** begin **
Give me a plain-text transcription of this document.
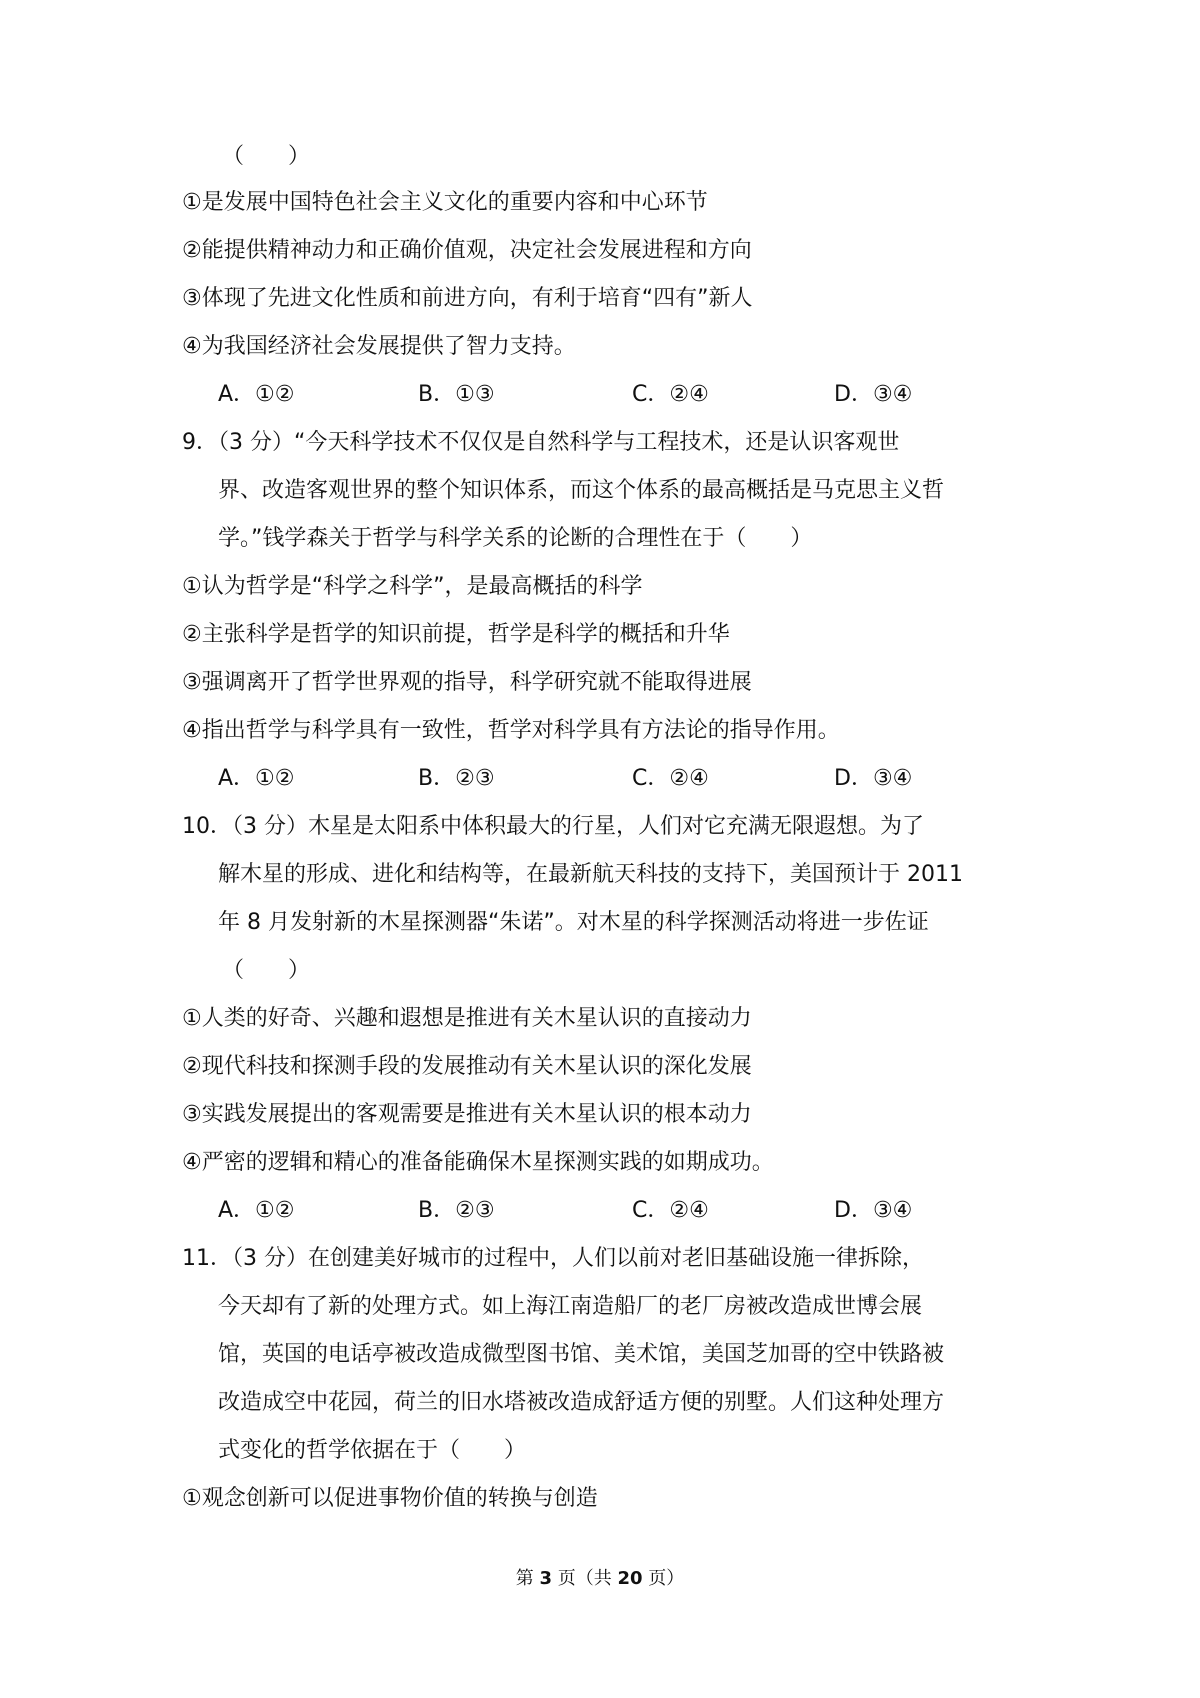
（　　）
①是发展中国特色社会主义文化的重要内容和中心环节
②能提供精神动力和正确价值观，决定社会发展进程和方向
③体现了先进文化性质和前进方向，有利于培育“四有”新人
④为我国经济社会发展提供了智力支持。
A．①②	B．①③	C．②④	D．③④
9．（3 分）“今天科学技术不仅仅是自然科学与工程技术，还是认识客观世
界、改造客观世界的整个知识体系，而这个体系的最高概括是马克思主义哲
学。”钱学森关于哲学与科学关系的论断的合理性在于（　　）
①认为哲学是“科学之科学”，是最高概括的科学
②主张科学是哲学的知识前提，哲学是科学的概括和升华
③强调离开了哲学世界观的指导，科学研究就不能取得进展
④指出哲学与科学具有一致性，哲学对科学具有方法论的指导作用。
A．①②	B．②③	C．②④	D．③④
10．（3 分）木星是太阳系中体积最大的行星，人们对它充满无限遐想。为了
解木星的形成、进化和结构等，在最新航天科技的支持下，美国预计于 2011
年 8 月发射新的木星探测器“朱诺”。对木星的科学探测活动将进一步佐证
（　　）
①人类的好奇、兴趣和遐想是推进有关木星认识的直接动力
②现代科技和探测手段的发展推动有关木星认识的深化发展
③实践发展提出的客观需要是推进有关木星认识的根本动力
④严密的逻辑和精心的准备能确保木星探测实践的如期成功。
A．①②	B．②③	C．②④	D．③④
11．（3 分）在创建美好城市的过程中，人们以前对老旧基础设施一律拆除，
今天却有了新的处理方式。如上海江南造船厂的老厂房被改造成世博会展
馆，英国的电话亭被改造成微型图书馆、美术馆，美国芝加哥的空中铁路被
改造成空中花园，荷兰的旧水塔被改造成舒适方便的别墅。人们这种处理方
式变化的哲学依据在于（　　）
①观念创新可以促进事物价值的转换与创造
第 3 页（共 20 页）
** end **
** begin **
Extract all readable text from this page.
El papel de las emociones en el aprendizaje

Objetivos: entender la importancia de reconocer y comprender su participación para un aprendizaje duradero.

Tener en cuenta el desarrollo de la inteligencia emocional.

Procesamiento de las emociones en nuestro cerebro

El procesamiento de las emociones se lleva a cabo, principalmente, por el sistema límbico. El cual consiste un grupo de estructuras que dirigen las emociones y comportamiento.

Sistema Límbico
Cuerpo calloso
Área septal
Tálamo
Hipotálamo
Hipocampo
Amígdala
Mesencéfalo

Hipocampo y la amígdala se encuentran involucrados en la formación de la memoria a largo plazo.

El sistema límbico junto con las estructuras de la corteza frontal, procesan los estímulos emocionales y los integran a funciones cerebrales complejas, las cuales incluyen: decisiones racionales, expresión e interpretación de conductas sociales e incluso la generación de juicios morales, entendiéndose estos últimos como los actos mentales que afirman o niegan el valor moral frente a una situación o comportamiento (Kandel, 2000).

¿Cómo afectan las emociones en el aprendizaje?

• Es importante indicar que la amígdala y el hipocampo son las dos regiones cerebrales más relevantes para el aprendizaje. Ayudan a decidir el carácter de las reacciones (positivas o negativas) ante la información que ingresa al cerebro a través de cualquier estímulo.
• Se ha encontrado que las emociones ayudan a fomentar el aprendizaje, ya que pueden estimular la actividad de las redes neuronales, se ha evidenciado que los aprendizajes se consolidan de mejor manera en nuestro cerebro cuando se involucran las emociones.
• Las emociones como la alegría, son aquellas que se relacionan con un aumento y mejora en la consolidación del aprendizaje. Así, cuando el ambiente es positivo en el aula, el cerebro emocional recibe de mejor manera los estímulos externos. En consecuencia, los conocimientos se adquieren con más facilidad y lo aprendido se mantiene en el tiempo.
** end **
## Required task
Of all the lines in the material above, how many contain the word "mejor"? Give only the count.

## Problem solution
2